___ Input material
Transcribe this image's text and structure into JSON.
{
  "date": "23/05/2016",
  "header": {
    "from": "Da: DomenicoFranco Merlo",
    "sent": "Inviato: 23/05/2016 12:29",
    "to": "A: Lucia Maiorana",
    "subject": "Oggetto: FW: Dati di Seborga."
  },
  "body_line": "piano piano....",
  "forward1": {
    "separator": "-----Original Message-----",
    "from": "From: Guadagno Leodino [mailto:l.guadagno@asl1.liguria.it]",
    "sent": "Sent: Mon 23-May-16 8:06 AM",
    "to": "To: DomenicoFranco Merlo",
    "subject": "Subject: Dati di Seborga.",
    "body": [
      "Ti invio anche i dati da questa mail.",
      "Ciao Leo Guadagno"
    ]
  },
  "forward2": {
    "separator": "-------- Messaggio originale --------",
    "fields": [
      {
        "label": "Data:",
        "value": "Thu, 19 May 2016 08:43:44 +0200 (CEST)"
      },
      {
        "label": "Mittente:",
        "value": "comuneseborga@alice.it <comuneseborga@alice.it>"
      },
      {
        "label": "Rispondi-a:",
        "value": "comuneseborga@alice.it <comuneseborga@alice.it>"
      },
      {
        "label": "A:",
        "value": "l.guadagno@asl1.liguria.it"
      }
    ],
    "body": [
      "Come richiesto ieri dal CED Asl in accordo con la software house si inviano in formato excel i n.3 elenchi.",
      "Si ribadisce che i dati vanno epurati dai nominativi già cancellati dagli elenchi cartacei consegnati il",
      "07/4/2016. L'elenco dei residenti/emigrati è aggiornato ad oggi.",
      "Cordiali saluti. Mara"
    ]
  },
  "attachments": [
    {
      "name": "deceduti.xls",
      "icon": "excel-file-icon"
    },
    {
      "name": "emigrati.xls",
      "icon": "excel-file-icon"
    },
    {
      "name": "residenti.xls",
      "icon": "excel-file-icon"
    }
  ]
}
______
▶ Job: Copy all lines above containing the string "value".

▶ Expected answer:
        "value": "Thu, 19 May 2016 08:43:44 +0200 (CEST)"
        "value": "comuneseborga@alice.it <comuneseborga@alice.it>"
        "value": "comuneseborga@alice.it <comuneseborga@alice.it>"
        "value": "l.guadagno@asl1.liguria.it"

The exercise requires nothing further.